◆ Aim of the exercise:
From the entries below, copy every line that holds the word "Чистая".

======== Exercise data ========

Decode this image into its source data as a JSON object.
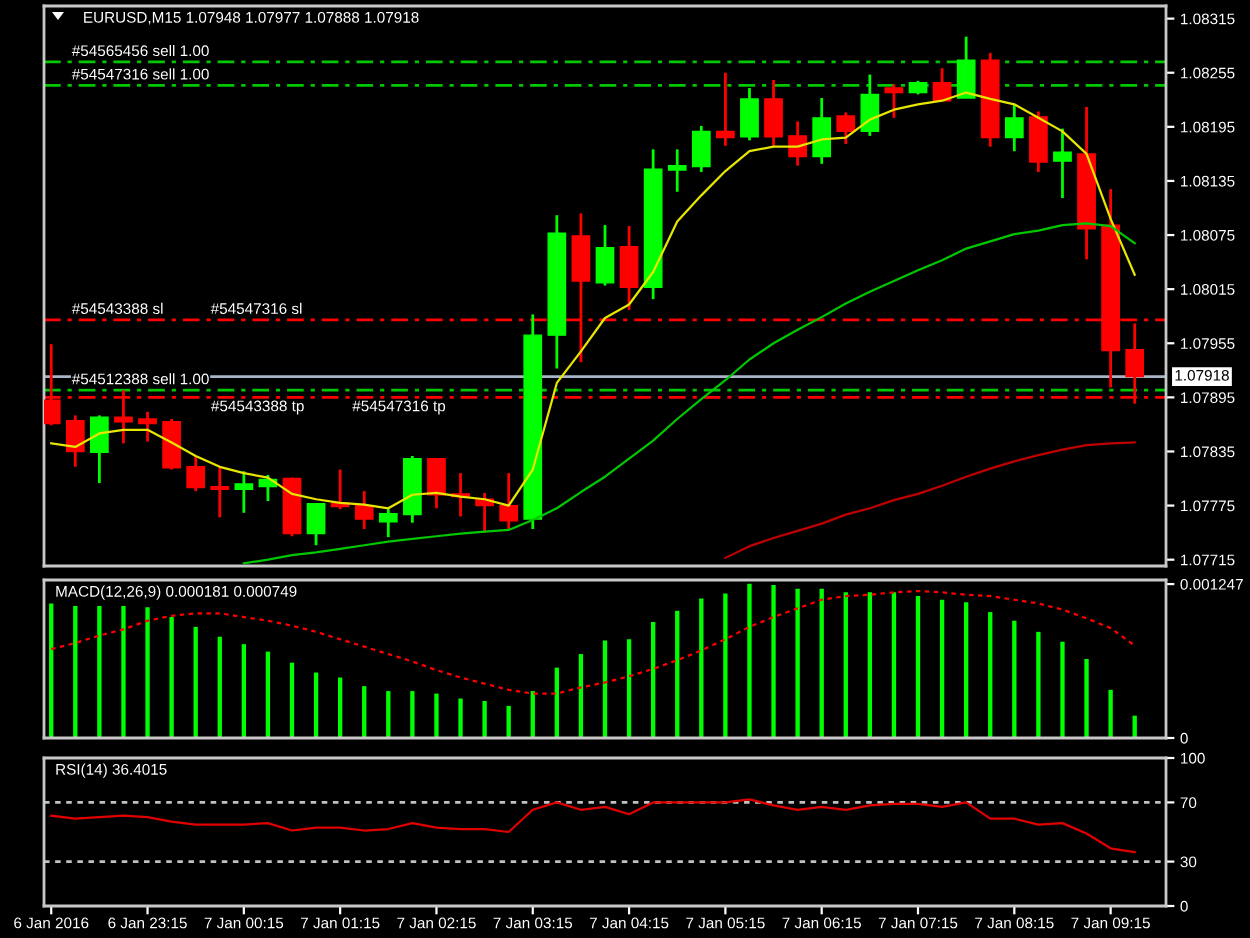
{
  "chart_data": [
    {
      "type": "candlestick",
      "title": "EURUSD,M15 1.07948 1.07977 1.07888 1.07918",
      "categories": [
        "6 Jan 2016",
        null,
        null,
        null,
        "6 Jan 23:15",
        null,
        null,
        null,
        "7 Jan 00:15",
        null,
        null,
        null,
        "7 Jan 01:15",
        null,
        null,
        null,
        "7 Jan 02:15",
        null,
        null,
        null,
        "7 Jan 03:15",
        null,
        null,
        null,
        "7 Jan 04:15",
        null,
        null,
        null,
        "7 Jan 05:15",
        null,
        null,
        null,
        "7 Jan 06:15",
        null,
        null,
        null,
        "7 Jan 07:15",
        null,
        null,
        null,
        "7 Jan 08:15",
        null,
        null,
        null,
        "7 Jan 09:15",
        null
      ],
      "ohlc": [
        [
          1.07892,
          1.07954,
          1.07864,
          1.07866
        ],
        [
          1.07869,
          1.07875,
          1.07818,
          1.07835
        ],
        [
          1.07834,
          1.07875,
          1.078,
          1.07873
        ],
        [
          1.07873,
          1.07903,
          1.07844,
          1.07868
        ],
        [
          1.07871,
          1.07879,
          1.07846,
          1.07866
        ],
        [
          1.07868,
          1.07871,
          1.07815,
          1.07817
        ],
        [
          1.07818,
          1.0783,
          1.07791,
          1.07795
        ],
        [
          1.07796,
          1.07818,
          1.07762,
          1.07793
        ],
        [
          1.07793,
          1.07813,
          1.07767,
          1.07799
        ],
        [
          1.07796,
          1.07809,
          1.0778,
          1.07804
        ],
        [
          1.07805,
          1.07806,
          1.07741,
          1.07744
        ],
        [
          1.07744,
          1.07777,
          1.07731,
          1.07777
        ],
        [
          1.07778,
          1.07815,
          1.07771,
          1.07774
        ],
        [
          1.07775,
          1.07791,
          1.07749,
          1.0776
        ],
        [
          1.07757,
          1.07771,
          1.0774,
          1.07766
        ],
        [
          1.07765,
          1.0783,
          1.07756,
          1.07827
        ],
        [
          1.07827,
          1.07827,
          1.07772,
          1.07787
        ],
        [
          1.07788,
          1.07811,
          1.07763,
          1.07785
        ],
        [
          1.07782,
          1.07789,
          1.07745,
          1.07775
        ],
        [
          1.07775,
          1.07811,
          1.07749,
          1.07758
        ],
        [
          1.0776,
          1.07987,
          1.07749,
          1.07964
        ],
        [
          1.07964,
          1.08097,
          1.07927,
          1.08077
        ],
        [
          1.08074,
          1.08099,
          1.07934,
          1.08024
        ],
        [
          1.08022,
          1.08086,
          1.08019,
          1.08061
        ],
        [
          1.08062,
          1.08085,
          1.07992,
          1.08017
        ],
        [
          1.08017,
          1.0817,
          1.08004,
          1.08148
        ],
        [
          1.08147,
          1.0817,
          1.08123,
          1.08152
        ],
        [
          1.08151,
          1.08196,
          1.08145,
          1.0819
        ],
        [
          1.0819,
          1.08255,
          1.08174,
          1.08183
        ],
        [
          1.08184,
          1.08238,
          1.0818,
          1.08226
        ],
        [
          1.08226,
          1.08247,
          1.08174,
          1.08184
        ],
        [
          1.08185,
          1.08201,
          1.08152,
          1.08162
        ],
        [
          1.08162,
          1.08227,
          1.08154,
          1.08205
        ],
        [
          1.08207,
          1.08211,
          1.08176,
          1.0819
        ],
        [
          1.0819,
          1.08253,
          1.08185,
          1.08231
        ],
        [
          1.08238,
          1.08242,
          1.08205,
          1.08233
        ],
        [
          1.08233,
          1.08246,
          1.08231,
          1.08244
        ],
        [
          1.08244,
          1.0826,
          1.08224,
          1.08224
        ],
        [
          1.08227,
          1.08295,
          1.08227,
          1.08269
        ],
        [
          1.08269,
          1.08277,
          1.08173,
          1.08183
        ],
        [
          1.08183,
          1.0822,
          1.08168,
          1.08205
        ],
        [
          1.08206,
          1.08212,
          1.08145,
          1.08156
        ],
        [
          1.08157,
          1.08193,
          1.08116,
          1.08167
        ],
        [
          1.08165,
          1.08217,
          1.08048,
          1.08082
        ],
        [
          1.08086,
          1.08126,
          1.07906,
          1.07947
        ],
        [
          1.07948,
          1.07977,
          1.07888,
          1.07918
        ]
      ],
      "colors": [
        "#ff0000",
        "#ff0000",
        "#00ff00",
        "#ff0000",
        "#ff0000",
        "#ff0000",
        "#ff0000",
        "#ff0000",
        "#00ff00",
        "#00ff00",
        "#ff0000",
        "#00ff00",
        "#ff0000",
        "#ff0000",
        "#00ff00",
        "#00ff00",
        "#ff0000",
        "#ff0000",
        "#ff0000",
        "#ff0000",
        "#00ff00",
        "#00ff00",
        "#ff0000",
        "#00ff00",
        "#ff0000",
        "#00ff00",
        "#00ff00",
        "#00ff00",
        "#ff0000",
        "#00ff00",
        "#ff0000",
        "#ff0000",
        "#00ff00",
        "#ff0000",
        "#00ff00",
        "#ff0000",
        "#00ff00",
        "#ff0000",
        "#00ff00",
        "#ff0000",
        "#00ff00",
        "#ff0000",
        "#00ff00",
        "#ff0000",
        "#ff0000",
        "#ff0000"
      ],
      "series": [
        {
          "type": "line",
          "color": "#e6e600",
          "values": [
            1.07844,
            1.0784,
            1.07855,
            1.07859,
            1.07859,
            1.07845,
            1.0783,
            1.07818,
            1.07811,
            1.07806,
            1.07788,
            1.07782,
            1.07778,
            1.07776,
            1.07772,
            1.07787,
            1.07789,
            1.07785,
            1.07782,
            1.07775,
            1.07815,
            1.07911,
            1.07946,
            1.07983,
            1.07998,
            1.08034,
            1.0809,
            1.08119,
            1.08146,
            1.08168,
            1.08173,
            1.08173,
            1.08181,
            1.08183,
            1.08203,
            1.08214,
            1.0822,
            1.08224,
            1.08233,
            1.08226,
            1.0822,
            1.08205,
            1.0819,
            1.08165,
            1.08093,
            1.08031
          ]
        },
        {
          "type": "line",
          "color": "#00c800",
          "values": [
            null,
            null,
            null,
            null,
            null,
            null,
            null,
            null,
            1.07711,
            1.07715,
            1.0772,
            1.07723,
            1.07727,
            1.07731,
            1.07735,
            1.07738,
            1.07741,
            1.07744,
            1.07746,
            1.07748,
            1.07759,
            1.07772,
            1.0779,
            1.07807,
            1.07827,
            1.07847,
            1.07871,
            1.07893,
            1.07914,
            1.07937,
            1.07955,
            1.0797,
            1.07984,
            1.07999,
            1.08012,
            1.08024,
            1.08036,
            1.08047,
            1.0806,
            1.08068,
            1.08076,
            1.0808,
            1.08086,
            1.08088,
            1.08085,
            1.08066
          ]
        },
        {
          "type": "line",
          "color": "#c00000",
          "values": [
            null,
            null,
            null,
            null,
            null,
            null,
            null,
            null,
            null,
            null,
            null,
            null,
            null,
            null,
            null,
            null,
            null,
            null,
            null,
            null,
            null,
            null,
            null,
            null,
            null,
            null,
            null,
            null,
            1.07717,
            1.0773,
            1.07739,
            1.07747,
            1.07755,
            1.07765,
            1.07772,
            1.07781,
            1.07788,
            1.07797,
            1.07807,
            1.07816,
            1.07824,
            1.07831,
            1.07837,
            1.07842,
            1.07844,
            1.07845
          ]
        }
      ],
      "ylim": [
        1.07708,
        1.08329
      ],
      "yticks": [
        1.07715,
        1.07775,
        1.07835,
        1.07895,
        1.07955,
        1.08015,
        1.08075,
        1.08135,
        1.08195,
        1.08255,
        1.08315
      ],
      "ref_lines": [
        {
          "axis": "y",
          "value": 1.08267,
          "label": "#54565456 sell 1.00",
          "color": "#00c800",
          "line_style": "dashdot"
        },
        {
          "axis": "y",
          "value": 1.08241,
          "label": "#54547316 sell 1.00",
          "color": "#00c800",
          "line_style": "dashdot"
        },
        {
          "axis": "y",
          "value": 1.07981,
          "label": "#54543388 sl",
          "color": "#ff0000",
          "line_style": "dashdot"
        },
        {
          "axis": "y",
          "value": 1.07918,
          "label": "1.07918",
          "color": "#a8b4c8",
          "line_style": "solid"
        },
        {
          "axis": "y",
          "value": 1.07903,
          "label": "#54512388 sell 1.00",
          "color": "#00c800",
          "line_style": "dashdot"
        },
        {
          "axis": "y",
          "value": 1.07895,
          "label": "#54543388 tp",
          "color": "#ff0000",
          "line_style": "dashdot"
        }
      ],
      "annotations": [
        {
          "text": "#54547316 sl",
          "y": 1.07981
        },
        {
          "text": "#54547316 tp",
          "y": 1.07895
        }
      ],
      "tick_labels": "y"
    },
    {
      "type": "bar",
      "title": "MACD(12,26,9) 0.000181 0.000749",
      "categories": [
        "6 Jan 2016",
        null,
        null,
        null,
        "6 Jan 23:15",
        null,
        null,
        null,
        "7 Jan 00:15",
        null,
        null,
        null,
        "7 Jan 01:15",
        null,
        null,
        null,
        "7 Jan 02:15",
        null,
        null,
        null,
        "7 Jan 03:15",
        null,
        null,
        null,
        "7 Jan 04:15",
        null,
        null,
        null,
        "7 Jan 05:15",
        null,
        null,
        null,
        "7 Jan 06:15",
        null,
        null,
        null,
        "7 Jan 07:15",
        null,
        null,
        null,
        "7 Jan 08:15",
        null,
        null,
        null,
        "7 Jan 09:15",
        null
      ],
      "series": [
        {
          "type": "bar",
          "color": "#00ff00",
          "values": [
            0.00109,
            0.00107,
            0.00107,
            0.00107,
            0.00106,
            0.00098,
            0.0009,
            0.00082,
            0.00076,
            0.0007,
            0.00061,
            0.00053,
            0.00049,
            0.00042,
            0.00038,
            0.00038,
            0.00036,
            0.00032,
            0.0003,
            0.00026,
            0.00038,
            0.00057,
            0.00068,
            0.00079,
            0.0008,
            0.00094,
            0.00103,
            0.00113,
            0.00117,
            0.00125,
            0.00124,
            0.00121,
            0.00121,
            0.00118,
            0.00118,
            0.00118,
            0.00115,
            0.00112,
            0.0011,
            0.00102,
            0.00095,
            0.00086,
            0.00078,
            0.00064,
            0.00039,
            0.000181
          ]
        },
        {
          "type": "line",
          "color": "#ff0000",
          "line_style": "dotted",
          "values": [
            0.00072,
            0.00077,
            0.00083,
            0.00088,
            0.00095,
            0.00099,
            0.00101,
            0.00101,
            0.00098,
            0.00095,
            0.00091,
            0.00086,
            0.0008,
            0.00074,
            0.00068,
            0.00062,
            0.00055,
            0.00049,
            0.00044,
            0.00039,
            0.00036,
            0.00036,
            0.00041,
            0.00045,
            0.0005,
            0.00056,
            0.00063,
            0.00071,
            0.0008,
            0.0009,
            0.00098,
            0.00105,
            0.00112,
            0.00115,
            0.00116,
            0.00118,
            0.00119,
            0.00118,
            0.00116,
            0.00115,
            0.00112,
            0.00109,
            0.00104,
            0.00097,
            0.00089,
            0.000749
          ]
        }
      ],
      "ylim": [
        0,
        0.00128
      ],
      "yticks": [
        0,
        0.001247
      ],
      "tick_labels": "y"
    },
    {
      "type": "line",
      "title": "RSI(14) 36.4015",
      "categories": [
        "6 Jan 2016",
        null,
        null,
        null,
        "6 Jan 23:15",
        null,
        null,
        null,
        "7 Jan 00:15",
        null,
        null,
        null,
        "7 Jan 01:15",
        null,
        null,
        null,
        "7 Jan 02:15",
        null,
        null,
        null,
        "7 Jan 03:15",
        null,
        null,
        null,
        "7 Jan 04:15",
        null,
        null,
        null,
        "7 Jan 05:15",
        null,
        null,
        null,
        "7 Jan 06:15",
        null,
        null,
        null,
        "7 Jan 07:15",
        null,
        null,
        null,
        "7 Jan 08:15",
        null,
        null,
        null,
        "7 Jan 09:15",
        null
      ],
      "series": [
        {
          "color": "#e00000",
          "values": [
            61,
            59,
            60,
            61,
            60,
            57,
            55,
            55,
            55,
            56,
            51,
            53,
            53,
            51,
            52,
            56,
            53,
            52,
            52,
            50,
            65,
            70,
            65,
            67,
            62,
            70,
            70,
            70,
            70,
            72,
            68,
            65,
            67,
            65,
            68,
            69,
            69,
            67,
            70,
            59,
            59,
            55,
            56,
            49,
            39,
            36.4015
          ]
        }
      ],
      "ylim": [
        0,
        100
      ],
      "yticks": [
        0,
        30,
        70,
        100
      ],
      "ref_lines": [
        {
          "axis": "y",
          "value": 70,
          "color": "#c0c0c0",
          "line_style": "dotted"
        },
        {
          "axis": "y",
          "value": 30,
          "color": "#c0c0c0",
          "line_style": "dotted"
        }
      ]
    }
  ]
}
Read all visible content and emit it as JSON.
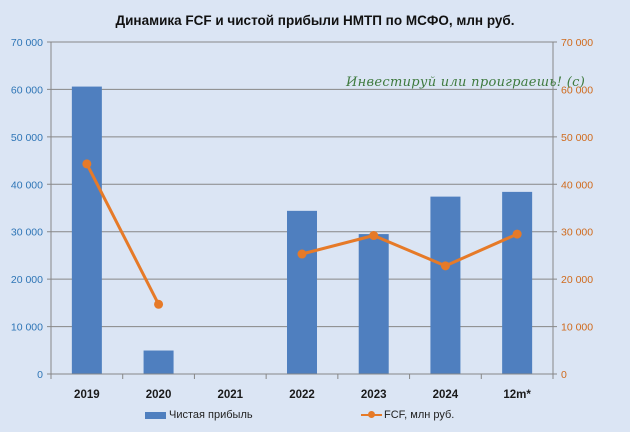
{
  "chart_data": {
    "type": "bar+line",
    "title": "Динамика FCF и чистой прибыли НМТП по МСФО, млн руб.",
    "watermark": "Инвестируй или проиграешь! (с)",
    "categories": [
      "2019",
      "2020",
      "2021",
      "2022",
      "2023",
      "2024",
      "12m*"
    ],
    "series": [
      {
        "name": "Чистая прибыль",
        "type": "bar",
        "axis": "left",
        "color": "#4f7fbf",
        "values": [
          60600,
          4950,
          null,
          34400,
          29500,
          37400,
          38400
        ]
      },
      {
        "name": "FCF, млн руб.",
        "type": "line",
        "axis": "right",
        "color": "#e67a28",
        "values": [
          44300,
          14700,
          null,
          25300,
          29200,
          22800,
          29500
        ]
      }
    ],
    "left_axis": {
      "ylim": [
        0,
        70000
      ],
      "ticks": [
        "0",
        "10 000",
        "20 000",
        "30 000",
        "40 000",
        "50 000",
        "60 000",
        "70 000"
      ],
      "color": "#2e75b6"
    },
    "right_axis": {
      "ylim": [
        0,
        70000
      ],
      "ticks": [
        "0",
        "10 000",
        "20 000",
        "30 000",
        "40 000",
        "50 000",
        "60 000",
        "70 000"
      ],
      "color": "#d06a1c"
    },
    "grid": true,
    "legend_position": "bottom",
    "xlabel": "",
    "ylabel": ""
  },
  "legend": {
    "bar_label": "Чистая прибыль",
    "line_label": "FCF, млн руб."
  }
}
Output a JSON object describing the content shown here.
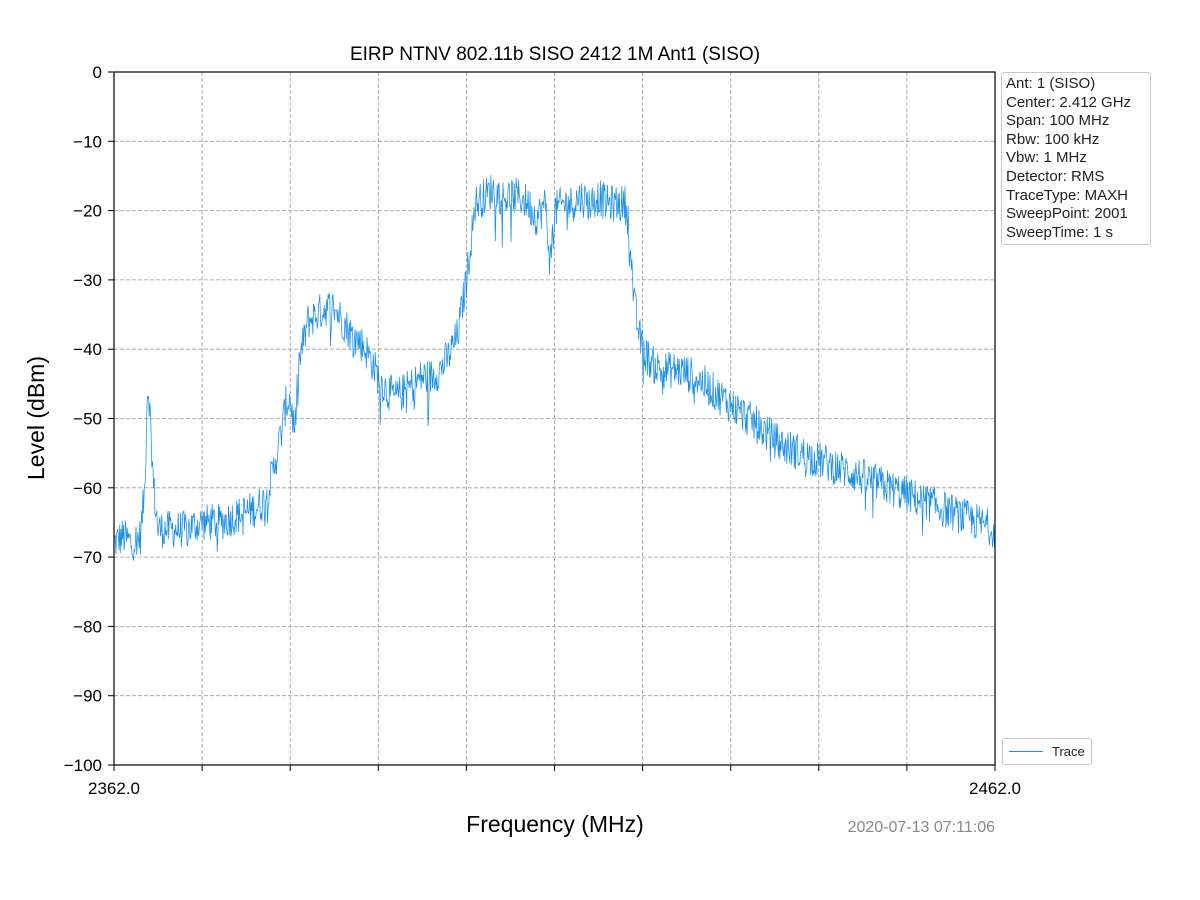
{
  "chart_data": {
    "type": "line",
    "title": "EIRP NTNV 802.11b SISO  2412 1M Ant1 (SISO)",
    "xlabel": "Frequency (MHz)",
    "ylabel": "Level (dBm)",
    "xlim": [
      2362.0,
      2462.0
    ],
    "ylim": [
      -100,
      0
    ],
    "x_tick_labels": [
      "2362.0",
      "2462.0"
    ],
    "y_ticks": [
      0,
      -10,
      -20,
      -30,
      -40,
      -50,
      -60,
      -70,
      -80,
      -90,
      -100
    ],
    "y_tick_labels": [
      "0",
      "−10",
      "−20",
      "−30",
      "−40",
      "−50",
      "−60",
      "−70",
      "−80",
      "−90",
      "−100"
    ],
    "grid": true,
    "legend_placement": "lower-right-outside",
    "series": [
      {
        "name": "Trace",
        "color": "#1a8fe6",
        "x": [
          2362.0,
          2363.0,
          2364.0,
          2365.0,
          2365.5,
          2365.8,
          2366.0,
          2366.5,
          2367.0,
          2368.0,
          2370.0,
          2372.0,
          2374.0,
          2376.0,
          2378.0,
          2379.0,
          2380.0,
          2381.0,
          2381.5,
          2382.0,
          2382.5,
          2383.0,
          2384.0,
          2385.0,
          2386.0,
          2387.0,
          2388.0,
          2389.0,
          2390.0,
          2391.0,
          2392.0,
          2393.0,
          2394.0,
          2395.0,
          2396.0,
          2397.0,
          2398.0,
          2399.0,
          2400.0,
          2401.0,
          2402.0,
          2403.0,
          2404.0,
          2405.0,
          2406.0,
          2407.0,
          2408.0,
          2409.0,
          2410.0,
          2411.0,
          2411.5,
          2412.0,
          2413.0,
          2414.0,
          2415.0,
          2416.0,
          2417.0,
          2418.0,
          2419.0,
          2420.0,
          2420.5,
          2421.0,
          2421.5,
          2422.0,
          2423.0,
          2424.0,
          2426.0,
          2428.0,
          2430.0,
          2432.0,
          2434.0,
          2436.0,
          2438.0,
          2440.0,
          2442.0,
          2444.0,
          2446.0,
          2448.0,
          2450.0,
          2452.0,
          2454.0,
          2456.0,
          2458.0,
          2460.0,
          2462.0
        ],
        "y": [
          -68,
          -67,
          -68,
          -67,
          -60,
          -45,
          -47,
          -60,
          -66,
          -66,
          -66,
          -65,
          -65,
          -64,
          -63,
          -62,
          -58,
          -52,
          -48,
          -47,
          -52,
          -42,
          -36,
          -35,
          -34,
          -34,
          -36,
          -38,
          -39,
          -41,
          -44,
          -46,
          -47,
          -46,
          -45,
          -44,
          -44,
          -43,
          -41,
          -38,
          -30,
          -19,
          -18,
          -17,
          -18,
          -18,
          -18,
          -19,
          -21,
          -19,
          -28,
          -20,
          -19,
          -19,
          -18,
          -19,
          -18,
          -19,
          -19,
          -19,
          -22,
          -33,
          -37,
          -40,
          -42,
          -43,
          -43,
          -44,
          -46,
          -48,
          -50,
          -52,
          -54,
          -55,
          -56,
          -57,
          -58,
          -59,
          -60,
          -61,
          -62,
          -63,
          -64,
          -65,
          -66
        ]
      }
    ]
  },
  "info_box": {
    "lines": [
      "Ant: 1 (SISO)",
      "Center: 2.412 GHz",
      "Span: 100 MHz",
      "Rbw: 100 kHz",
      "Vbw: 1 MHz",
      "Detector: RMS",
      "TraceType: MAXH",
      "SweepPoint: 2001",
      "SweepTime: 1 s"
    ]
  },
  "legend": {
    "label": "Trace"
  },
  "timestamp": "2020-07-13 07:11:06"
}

========

◆ Solution:
        "name": "Чистая прибыль",
    "bar_label": "Чистая прибыль",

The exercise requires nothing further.